_Given task_
Set the listing down unchanged, minus every embedded image.

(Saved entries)

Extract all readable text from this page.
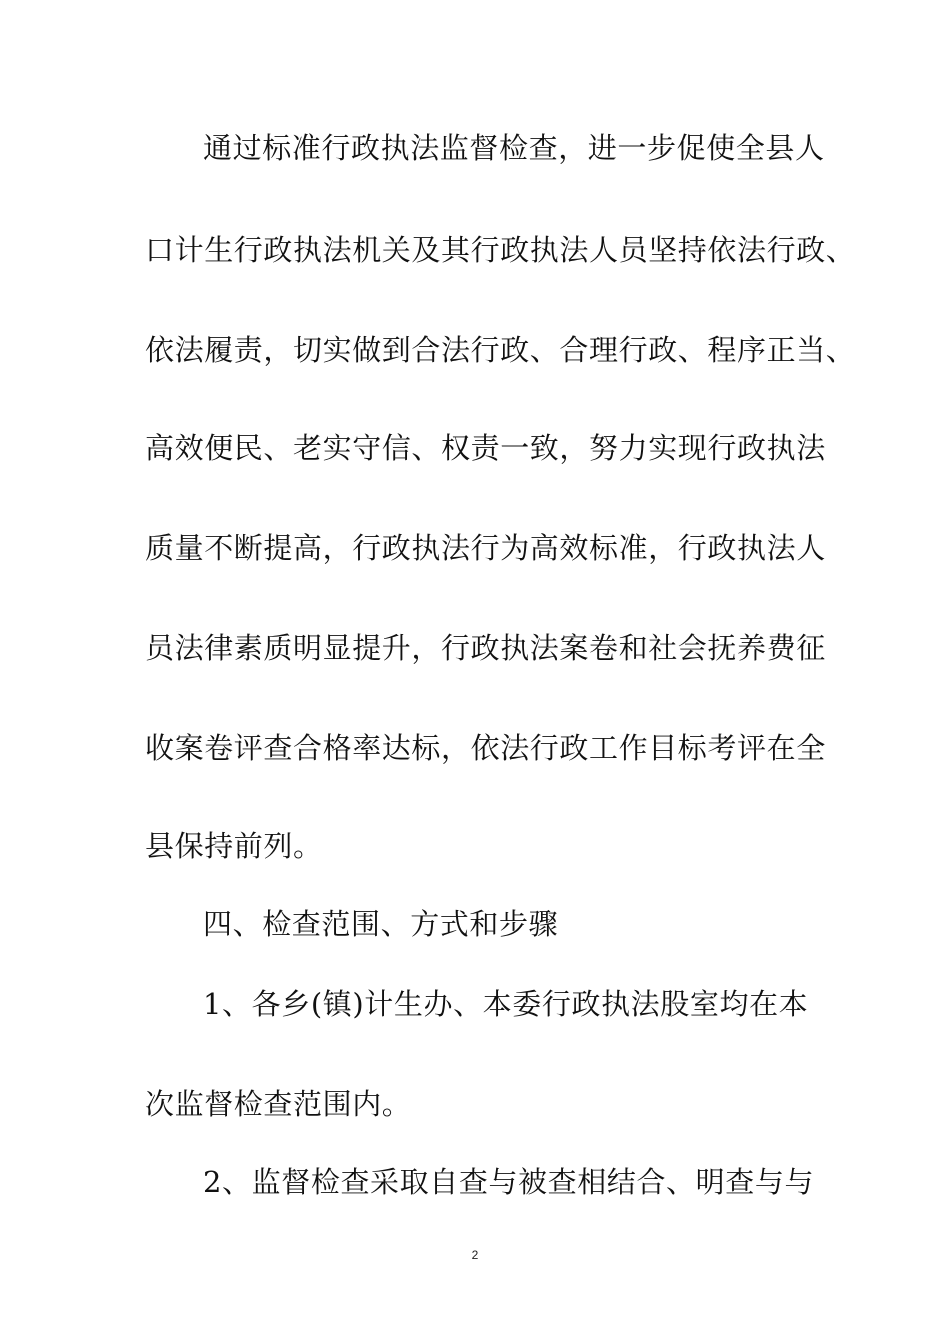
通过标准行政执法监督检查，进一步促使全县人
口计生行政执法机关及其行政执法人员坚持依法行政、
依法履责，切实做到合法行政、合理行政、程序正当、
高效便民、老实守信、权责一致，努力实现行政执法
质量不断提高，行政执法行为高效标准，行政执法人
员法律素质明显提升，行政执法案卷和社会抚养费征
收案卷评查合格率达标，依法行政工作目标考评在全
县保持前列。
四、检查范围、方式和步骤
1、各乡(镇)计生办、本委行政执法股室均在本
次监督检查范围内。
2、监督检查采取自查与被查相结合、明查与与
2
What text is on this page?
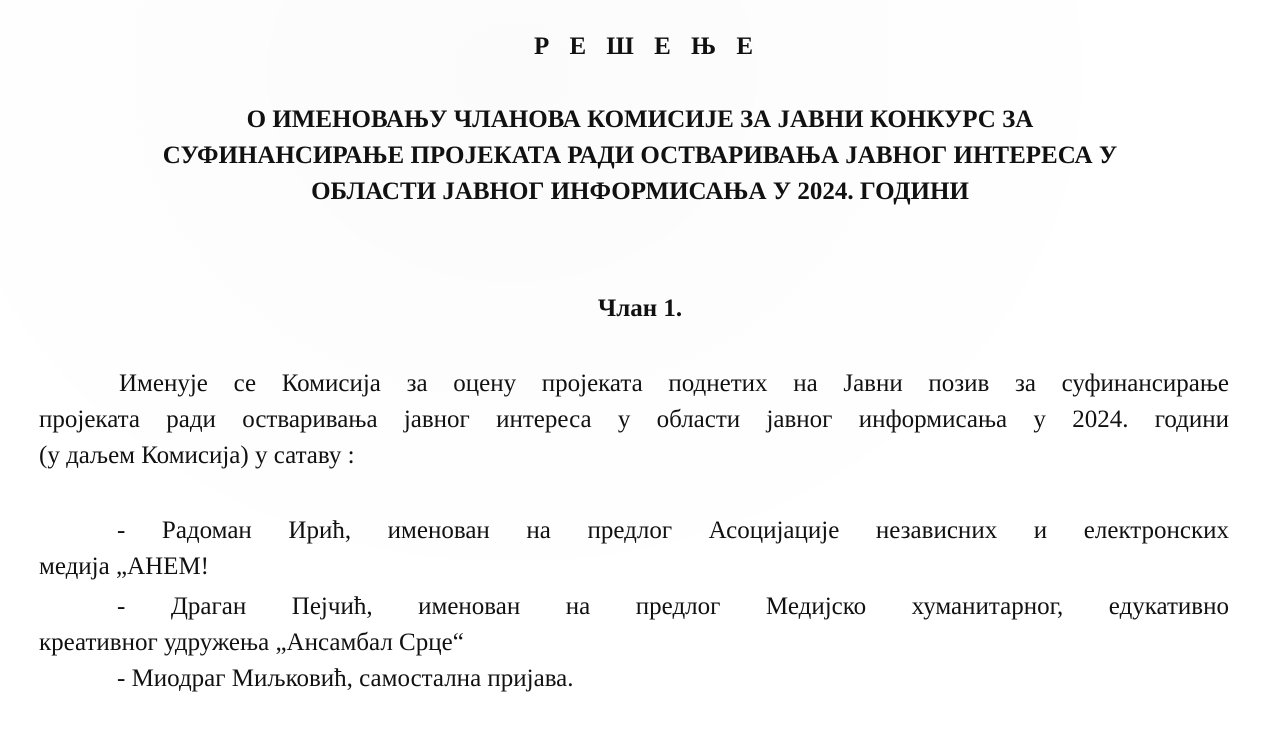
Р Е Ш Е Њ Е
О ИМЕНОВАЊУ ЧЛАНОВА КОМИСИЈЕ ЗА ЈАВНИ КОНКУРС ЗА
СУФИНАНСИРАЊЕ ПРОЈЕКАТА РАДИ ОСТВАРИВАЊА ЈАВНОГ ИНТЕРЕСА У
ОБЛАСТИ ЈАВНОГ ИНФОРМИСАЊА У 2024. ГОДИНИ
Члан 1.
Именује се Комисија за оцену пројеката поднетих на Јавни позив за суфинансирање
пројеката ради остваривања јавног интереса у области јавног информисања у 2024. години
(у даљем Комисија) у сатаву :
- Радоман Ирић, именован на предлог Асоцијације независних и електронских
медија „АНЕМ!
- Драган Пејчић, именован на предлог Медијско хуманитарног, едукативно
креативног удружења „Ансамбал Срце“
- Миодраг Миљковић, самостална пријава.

_The result_
Extract all readable text from this page.
通过标准行政执法监督检查，进一步促使全县人
口计生行政执法机关及其行政执法人员坚持依法行政、
依法履责，切实做到合法行政、合理行政、程序正当、
高效便民、老实守信、权责一致，努力实现行政执法
质量不断提高，行政执法行为高效标准，行政执法人
员法律素质明显提升，行政执法案卷和社会抚养费征
收案卷评查合格率达标，依法行政工作目标考评在全
县保持前列。
四、检查范围、方式和步骤
1、各乡(镇)计生办、本委行政执法股室均在本
次监督检查范围内。
2、监督检查采取自查与被查相结合、明查与与
2
What text is on this page?
Р Е Ш Е Њ Е
О ИМЕНОВАЊУ ЧЛАНОВА КОМИСИЈЕ ЗА ЈАВНИ КОНКУРС ЗА
СУФИНАНСИРАЊЕ ПРОЈЕКАТА РАДИ ОСТВАРИВАЊА ЈАВНОГ ИНТЕРЕСА У
ОБЛАСТИ ЈАВНОГ ИНФОРМИСАЊА У 2024. ГОДИНИ
Члан 1.
Именује се Комисија за оцену пројеката поднетих на Јавни позив за суфинансирање
пројеката ради остваривања јавног интереса у области јавног информисања у 2024. години
(у даљем Комисија) у сатаву :
- Радоман Ирић, именован на предлог Асоцијације независних и електронских
медија „АНЕМ!
- Драган Пејчић, именован на предлог Медијско хуманитарног, едукативно
креативног удружења „Ансамбал Срце“
- Миодраг Миљковић, самостална пријава.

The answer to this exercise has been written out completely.